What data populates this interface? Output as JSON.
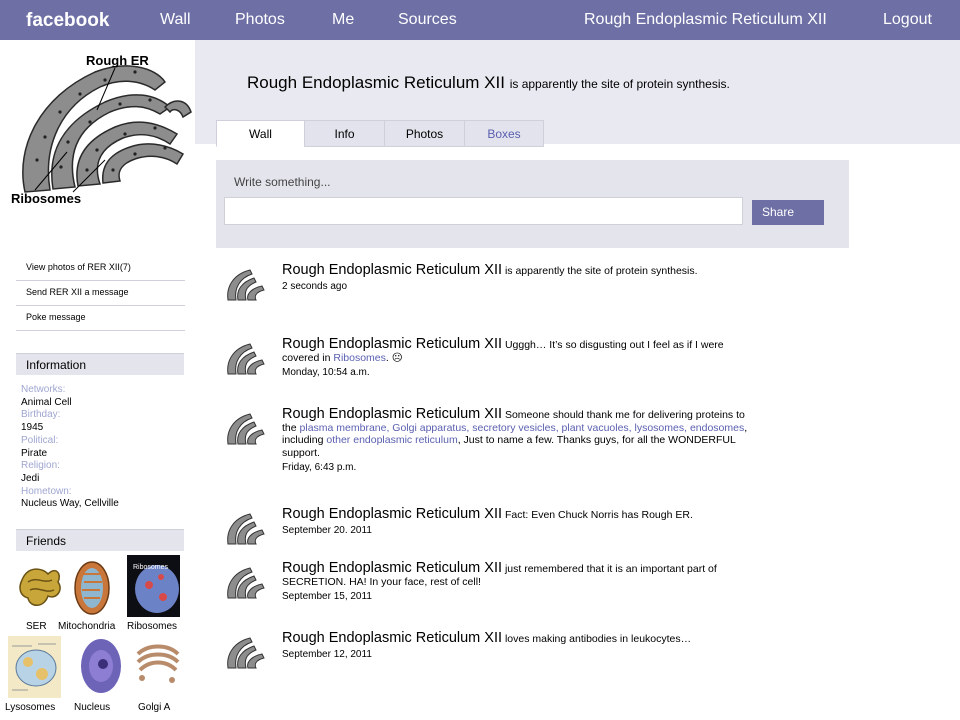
{
  "topbar": {
    "logo": "facebook",
    "nav": [
      "Wall",
      "Photos",
      "Me",
      "Sources"
    ],
    "profile_name": "Rough Endoplasmic Reticulum XII",
    "logout": "Logout"
  },
  "profile": {
    "picture_labels": {
      "top": "Rough ER",
      "bottom": "Ribosomes"
    },
    "headline_name": "Rough Endoplasmic Reticulum XII",
    "headline_status": "is apparently the site of protein synthesis."
  },
  "tabs": [
    "Wall",
    "Info",
    "Photos",
    "Boxes"
  ],
  "side_links": [
    "View photos of RER XII(7)",
    "Send RER XII a message",
    "Poke message"
  ],
  "information": {
    "heading": "Information",
    "fields": [
      {
        "label": "Networks:",
        "value": "Animal Cell"
      },
      {
        "label": "Birthday:",
        "value": "1945"
      },
      {
        "label": "Political:",
        "value": "Pirate"
      },
      {
        "label": "Religion:",
        "value": "Jedi"
      },
      {
        "label": "Hometown:",
        "value": "Nucleus Way, Cellville"
      }
    ]
  },
  "friends": {
    "heading": "Friends",
    "items": [
      "SER",
      "Mitochondria",
      "Ribosomes",
      "Lysosomes",
      "Nucleus",
      "Golgi A"
    ]
  },
  "composer": {
    "prompt": "Write something...",
    "share": "Share"
  },
  "posts": [
    {
      "name": "Rough Endoplasmic Reticulum XII",
      "segments": [
        {
          "t": " is apparently the site of protein synthesis."
        }
      ],
      "time": "2 seconds ago"
    },
    {
      "name": "Rough Endoplasmic Reticulum XII",
      "segments": [
        {
          "t": " Ugggh… It’s so disgusting out I feel as if I were covered in "
        },
        {
          "t": "Ribosomes",
          "link": true
        },
        {
          "t": ". ☹"
        }
      ],
      "time": "Monday, 10:54 a.m."
    },
    {
      "name": "Rough Endoplasmic Reticulum XII",
      "segments": [
        {
          "t": " Someone should thank me for delivering proteins to the "
        },
        {
          "t": "plasma membrane, Golgi apparatus, secretory vesicles, plant vacuoles, lysosomes, endosomes",
          "link": true
        },
        {
          "t": ", including "
        },
        {
          "t": "other endoplasmic reticulum",
          "link": true
        },
        {
          "t": ", Just to name a few. Thanks guys, for all the WONDERFUL support."
        }
      ],
      "time": "Friday, 6:43 p.m."
    },
    {
      "name": "Rough Endoplasmic Reticulum XII",
      "segments": [
        {
          "t": " Fact: Even Chuck Norris has Rough ER."
        }
      ],
      "time": "September 20. 2011"
    },
    {
      "name": "Rough Endoplasmic Reticulum XII",
      "segments": [
        {
          "t": " just remembered that it is an important part of SECRETION.  HA! In your face, rest of cell!"
        }
      ],
      "time": "September 15, 2011"
    },
    {
      "name": "Rough Endoplasmic Reticulum XII",
      "segments": [
        {
          "t": " loves making antibodies in leukocytes…"
        }
      ],
      "time": "September 12, 2011"
    }
  ]
}
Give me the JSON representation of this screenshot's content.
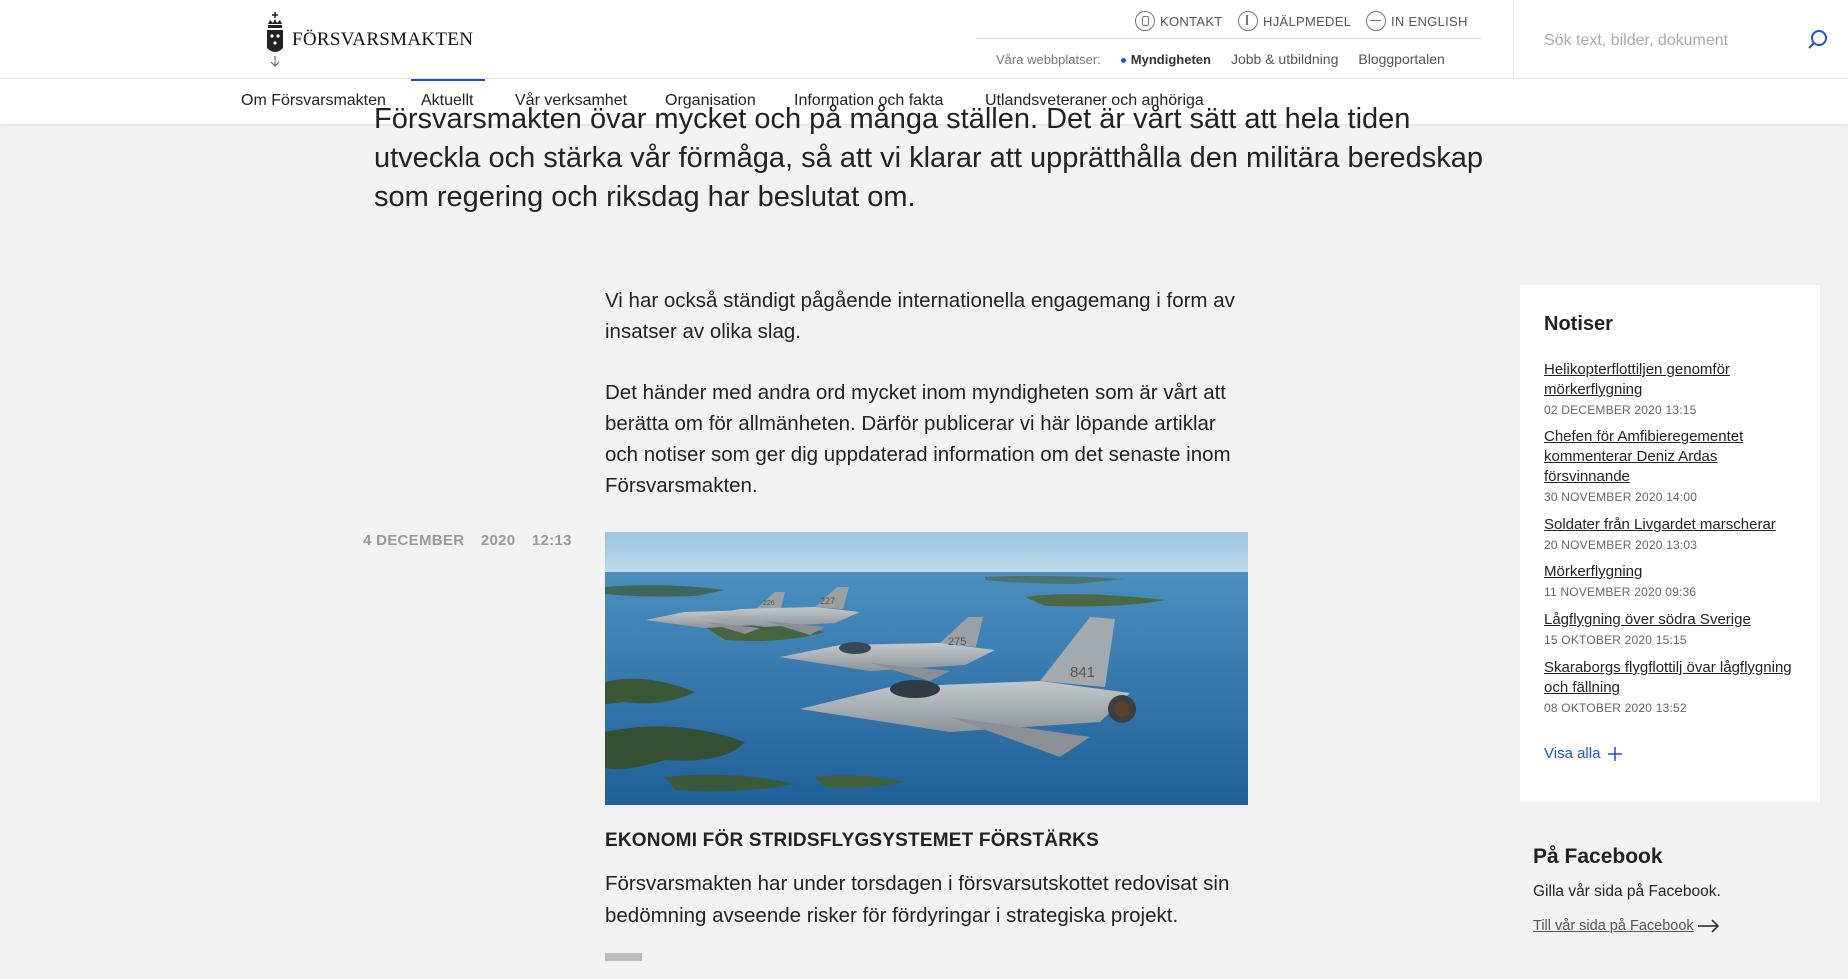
{
  "header": {
    "logo_text": "FÖRSVARSMAKTEN",
    "utility": {
      "kontakt": "KONTAKT",
      "hjalpmedel": "HJÄLPMEDEL",
      "english": "IN ENGLISH"
    },
    "sites": {
      "label": "Våra webbplatser:",
      "items": [
        "Myndigheten",
        "Jobb & utbildning",
        "Bloggportalen"
      ]
    },
    "search_placeholder": "Sök text, bilder, dokument"
  },
  "nav": {
    "items": [
      "Om Försvarsmakten",
      "Aktuellt",
      "Vår verksamhet",
      "Organisation",
      "Information och fakta",
      "Utlandsveteraner och anhöriga"
    ],
    "active": "Aktuellt"
  },
  "lead": "Försvarsmakten övar mycket och på många ställen. Det är vårt sätt att hela tiden utveckla och stärka vår förmåga, så att vi klarar att upprätthålla den militära beredskap som regering och riksdag har beslutat om.",
  "body": {
    "p1": "Vi har också ständigt pågående internationella engagemang i form av insatser av olika slag.",
    "p2": "Det händer med andra ord mycket inom myndigheten som är vårt att berätta om för allmänheten. Därför publicerar vi här löpande artiklar och notiser som ger dig uppdaterad information om det senaste inom Försvarsmakten."
  },
  "article": {
    "day": "4 DECEMBER",
    "year": "2020",
    "time": "12:13",
    "title": "EKONOMI FÖR STRIDSFLYGSYSTEMET FÖRSTÄRKS",
    "summary": "Försvarsmakten har under torsdagen i försvarsutskottet redovisat sin bedömning avseende risker för fördyringar i strategiska projekt.",
    "jet_numbers": [
      "226",
      "227",
      "275",
      "841"
    ]
  },
  "notiser": {
    "title": "Notiser",
    "items": [
      {
        "title": "Helikopterflottiljen genomför mörkerflygning",
        "date": "02 DECEMBER 2020 13:15"
      },
      {
        "title": "Chefen för Amfibieregementet kommenterar Deniz Ardas försvinnande",
        "date": "30 NOVEMBER 2020 14:00"
      },
      {
        "title": "Soldater från Livgardet marscherar",
        "date": "20 NOVEMBER 2020 13:03"
      },
      {
        "title": "Mörkerflygning",
        "date": "11 NOVEMBER 2020 09:36"
      },
      {
        "title": "Lågflygning över södra Sverige",
        "date": "15 OKTOBER 2020 15:15"
      },
      {
        "title": "Skaraborgs flygflottilj övar lågflygning och fällning",
        "date": "08 OKTOBER 2020 13:52"
      }
    ],
    "visa_alla": "Visa alla"
  },
  "facebook": {
    "title": "På Facebook",
    "text": "Gilla vår sida på Facebook.",
    "link": "Till vår sida på Facebook"
  },
  "colors": {
    "accent": "#1d4fd8",
    "background": "#f2f2f2"
  }
}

▸ HOW TO COMPLETE THIS TASK: Send back every line above exactly, skipping all pictures.

▸ RESPONSE:
What data populates this interface? Output as JSON.
{
  "topbar": {
    "logo": "facebook",
    "nav": [
      "Wall",
      "Photos",
      "Me",
      "Sources"
    ],
    "profile_name": "Rough Endoplasmic Reticulum XII",
    "logout": "Logout"
  },
  "profile": {
    "picture_labels": {
      "top": "Rough ER",
      "bottom": "Ribosomes"
    },
    "headline_name": "Rough Endoplasmic Reticulum XII",
    "headline_status": "is apparently the site of protein synthesis."
  },
  "tabs": [
    "Wall",
    "Info",
    "Photos",
    "Boxes"
  ],
  "side_links": [
    "View photos of RER XII(7)",
    "Send RER XII a message",
    "Poke message"
  ],
  "information": {
    "heading": "Information",
    "fields": [
      {
        "label": "Networks:",
        "value": "Animal Cell"
      },
      {
        "label": "Birthday:",
        "value": "1945"
      },
      {
        "label": "Political:",
        "value": "Pirate"
      },
      {
        "label": "Religion:",
        "value": "Jedi"
      },
      {
        "label": "Hometown:",
        "value": "Nucleus Way, Cellville"
      }
    ]
  },
  "friends": {
    "heading": "Friends",
    "items": [
      "SER",
      "Mitochondria",
      "Ribosomes",
      "Lysosomes",
      "Nucleus",
      "Golgi A"
    ]
  },
  "composer": {
    "prompt": "Write something...",
    "share": "Share"
  },
  "posts": [
    {
      "name": "Rough Endoplasmic Reticulum XII",
      "segments": [
        {
          "t": " is apparently the site of protein synthesis."
        }
      ],
      "time": "2 seconds ago"
    },
    {
      "name": "Rough Endoplasmic Reticulum XII",
      "segments": [
        {
          "t": " Ugggh… It’s so disgusting out I feel as if I were covered in "
        },
        {
          "t": "Ribosomes",
          "link": true
        },
        {
          "t": ". ☹"
        }
      ],
      "time": "Monday, 10:54 a.m."
    },
    {
      "name": "Rough Endoplasmic Reticulum XII",
      "segments": [
        {
          "t": " Someone should thank me for delivering proteins to the "
        },
        {
          "t": "plasma membrane, Golgi apparatus, secretory vesicles, plant vacuoles, lysosomes, endosomes",
          "link": true
        },
        {
          "t": ", including "
        },
        {
          "t": "other endoplasmic reticulum",
          "link": true
        },
        {
          "t": ", Just to name a few. Thanks guys, for all the WONDERFUL support."
        }
      ],
      "time": "Friday, 6:43 p.m."
    },
    {
      "name": "Rough Endoplasmic Reticulum XII",
      "segments": [
        {
          "t": " Fact: Even Chuck Norris has Rough ER."
        }
      ],
      "time": "September 20. 2011"
    },
    {
      "name": "Rough Endoplasmic Reticulum XII",
      "segments": [
        {
          "t": " just remembered that it is an important part of SECRETION.  HA! In your face, rest of cell!"
        }
      ],
      "time": "September 15, 2011"
    },
    {
      "name": "Rough Endoplasmic Reticulum XII",
      "segments": [
        {
          "t": " loves making antibodies in leukocytes…"
        }
      ],
      "time": "September 12, 2011"
    }
  ]
}
Give me the JSON representation of this screenshot's content.
{
  "header": {
    "logo_text": "FÖRSVARSMAKTEN",
    "utility": {
      "kontakt": "KONTAKT",
      "hjalpmedel": "HJÄLPMEDEL",
      "english": "IN ENGLISH"
    },
    "sites": {
      "label": "Våra webbplatser:",
      "items": [
        "Myndigheten",
        "Jobb & utbildning",
        "Bloggportalen"
      ]
    },
    "search_placeholder": "Sök text, bilder, dokument"
  },
  "nav": {
    "items": [
      "Om Försvarsmakten",
      "Aktuellt",
      "Vår verksamhet",
      "Organisation",
      "Information och fakta",
      "Utlandsveteraner och anhöriga"
    ],
    "active": "Aktuellt"
  },
  "lead": "Försvarsmakten övar mycket och på många ställen. Det är vårt sätt att hela tiden utveckla och stärka vår förmåga, så att vi klarar att upprätthålla den militära beredskap som regering och riksdag har beslutat om.",
  "body": {
    "p1": "Vi har också ständigt pågående internationella engagemang i form av insatser av olika slag.",
    "p2": "Det händer med andra ord mycket inom myndigheten som är vårt att berätta om för allmänheten. Därför publicerar vi här löpande artiklar och notiser som ger dig uppdaterad information om det senaste inom Försvarsmakten."
  },
  "article": {
    "day": "4 DECEMBER",
    "year": "2020",
    "time": "12:13",
    "title": "EKONOMI FÖR STRIDSFLYGSYSTEMET FÖRSTÄRKS",
    "summary": "Försvarsmakten har under torsdagen i försvarsutskottet redovisat sin bedömning avseende risker för fördyringar i strategiska projekt.",
    "jet_numbers": [
      "226",
      "227",
      "275",
      "841"
    ]
  },
  "notiser": {
    "title": "Notiser",
    "items": [
      {
        "title": "Helikopterflottiljen genomför mörkerflygning",
        "date": "02 DECEMBER 2020 13:15"
      },
      {
        "title": "Chefen för Amfibieregementet kommenterar Deniz Ardas försvinnande",
        "date": "30 NOVEMBER 2020 14:00"
      },
      {
        "title": "Soldater från Livgardet marscherar",
        "date": "20 NOVEMBER 2020 13:03"
      },
      {
        "title": "Mörkerflygning",
        "date": "11 NOVEMBER 2020 09:36"
      },
      {
        "title": "Lågflygning över södra Sverige",
        "date": "15 OKTOBER 2020 15:15"
      },
      {
        "title": "Skaraborgs flygflottilj övar lågflygning och fällning",
        "date": "08 OKTOBER 2020 13:52"
      }
    ],
    "visa_alla": "Visa alla"
  },
  "facebook": {
    "title": "På Facebook",
    "text": "Gilla vår sida på Facebook.",
    "link": "Till vår sida på Facebook"
  },
  "colors": {
    "accent": "#1d4fd8",
    "background": "#f2f2f2"
  }
}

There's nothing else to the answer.